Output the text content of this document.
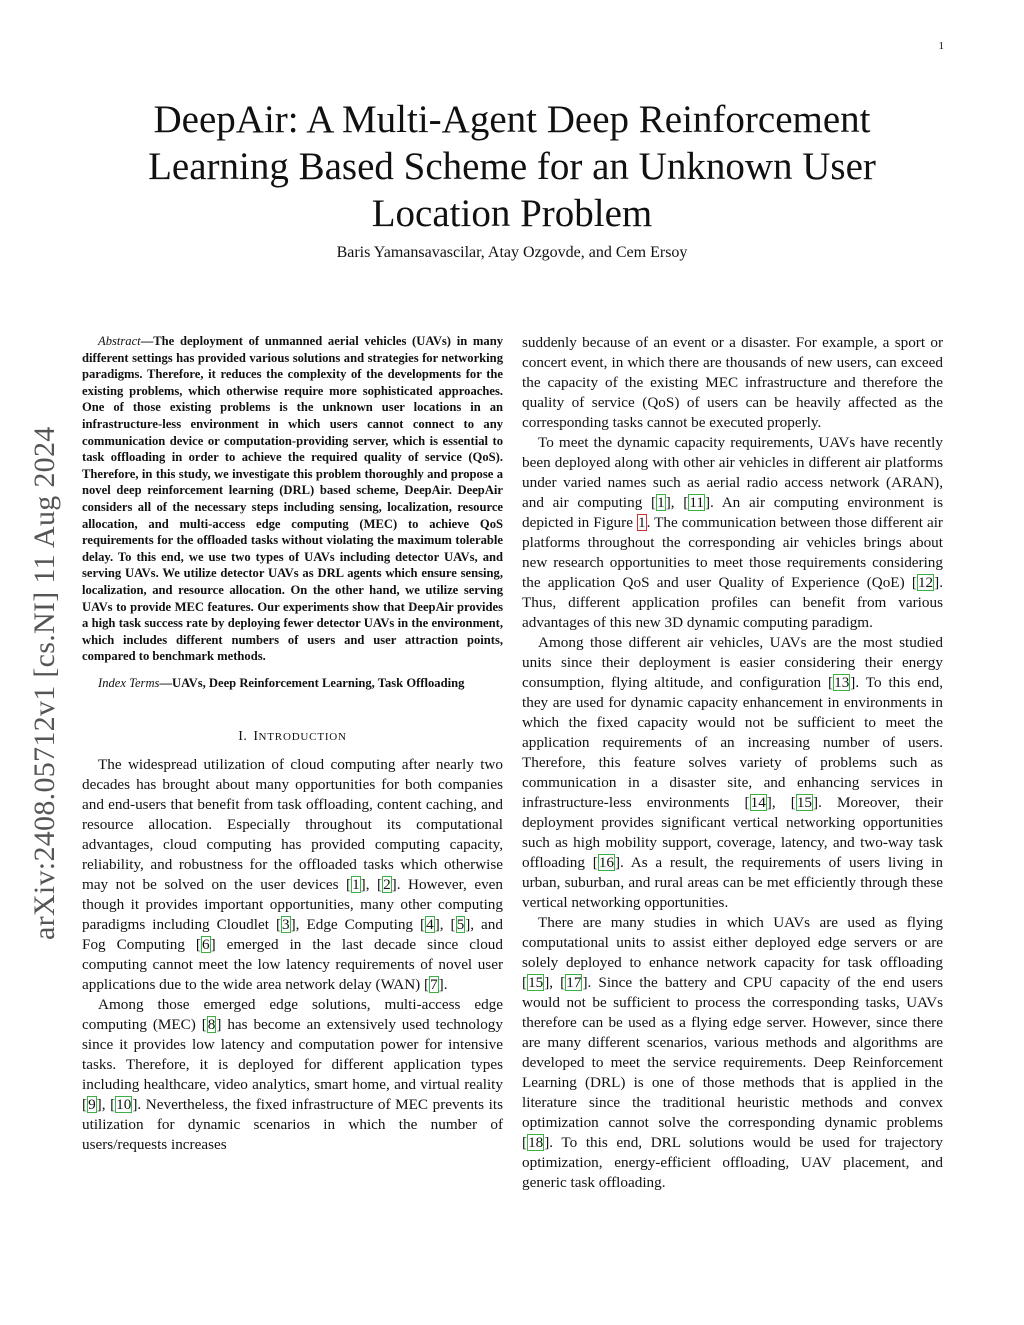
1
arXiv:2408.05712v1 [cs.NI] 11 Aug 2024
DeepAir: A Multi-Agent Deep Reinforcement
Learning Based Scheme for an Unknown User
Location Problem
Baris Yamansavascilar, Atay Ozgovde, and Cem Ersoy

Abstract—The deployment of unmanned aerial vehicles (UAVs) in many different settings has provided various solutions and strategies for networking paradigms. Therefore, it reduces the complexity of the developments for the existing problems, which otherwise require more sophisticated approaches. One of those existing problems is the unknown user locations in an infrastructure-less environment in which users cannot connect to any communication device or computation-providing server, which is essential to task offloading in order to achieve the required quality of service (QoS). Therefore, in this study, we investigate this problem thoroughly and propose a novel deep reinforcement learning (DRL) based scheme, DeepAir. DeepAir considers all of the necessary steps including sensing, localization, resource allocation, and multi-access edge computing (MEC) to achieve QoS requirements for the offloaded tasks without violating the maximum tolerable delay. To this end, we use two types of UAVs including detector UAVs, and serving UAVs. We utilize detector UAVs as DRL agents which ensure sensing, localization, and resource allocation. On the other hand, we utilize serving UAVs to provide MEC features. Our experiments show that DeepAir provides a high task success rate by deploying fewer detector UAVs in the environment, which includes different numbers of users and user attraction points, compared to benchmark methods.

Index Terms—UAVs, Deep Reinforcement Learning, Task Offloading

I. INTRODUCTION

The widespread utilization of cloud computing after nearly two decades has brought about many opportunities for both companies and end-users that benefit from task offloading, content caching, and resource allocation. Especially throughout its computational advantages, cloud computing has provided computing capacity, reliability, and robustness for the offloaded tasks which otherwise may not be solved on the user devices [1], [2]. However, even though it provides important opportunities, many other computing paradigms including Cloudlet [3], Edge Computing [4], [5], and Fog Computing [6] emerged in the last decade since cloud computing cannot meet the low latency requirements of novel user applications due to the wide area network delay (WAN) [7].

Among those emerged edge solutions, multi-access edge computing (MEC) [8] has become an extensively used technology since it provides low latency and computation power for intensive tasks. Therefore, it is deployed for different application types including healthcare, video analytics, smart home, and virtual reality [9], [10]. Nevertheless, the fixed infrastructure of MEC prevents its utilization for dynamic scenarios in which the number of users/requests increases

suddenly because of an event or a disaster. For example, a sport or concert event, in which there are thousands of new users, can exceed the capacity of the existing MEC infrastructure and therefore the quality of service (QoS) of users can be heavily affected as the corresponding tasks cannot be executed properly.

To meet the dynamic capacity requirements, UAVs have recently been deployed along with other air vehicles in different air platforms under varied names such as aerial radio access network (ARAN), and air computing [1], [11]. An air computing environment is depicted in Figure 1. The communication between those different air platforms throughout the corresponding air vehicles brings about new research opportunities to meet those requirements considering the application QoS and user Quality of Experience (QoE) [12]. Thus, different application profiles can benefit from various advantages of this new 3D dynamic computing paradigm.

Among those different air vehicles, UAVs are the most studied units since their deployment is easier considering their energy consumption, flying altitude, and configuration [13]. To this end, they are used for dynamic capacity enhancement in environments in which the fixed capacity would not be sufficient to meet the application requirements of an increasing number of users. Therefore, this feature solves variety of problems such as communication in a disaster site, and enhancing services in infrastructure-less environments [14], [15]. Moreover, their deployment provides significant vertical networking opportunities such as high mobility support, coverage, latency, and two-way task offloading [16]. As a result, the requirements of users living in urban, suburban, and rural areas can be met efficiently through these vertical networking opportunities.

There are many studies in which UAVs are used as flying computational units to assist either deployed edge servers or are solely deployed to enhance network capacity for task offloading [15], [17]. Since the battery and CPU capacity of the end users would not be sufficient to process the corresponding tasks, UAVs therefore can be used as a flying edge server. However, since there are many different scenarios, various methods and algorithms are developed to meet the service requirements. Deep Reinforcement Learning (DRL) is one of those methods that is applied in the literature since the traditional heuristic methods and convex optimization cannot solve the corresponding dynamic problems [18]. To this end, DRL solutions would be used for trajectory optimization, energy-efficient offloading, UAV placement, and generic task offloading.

+--

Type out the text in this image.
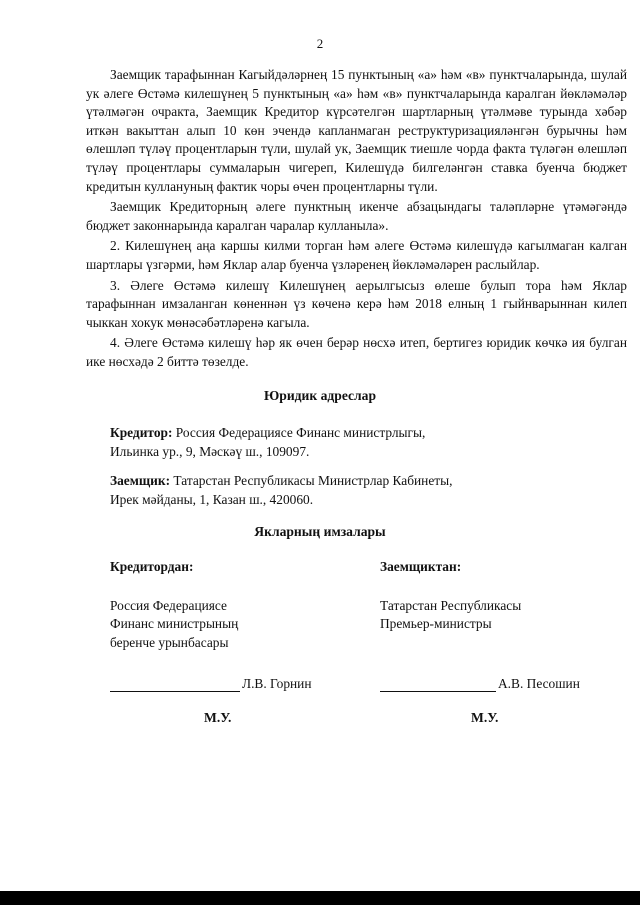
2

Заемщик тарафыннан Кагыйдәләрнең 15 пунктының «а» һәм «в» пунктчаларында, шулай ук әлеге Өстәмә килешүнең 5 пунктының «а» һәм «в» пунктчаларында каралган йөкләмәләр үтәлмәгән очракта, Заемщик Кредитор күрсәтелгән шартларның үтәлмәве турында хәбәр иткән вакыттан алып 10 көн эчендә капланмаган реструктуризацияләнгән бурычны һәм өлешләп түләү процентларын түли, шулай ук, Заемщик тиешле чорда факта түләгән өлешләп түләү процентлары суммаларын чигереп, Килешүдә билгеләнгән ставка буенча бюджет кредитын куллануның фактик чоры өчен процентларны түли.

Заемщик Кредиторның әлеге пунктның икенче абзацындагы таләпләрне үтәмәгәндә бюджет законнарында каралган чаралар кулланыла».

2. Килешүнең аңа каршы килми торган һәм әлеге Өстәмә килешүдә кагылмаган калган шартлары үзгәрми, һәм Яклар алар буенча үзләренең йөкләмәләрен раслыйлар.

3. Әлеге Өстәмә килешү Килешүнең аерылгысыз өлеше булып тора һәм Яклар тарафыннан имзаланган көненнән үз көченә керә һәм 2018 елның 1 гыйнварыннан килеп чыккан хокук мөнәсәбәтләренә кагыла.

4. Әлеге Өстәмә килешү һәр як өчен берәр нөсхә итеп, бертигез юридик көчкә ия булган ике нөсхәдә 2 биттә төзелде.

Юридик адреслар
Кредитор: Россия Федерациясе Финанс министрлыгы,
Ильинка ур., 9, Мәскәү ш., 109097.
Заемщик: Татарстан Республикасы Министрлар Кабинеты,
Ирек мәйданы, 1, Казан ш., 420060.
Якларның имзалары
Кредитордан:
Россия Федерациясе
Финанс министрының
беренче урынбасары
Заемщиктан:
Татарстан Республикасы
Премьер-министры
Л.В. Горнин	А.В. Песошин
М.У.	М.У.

+--

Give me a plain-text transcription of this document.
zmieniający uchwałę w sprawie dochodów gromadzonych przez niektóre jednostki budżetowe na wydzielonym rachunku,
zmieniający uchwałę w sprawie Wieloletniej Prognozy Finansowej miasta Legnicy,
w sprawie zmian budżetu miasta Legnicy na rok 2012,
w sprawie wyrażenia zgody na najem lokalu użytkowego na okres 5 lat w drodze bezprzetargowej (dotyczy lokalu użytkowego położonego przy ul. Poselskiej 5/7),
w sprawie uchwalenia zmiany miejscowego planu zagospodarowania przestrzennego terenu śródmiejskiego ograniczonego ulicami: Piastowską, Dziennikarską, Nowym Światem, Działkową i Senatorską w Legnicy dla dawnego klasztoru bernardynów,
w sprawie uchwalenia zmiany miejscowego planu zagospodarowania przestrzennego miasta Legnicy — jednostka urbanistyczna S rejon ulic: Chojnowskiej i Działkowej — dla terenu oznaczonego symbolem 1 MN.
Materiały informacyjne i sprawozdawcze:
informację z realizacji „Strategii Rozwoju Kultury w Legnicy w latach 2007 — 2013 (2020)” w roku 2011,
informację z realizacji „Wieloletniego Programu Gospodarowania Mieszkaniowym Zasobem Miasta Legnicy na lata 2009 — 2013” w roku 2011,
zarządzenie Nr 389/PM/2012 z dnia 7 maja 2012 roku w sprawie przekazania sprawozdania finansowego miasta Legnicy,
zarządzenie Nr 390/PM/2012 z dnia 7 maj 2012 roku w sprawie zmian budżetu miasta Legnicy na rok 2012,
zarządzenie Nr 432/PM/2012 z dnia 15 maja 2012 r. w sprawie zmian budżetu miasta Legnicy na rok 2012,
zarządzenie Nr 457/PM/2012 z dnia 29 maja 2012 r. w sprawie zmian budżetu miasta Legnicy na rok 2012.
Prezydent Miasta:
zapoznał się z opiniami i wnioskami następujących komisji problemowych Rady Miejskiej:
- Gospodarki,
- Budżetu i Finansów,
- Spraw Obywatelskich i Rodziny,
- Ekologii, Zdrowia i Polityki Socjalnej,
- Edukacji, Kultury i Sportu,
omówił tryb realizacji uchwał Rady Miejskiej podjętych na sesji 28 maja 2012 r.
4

+--

BRIEF
Pull out each line containing the word "zmiany" and copy it.

CORRECT RESULT
w sprawie uchwalenia zmiany miejscowego planu zagospodarowania przestrzennego terenu śródmiejskiego ograniczonego ulicami: Piastowską, Dziennikarską, Nowym Światem, Działkową i Senatorską w Legnicy dla dawnego klasztoru bernardynów,
w sprawie uchwalenia zmiany miejscowego planu zagospodarowania przestrzennego miasta Legnicy — jednostka urbanistyczna S rejon ulic: Chojnowskiej i Działkowej — dla terenu oznaczonego symbolem 1 MN.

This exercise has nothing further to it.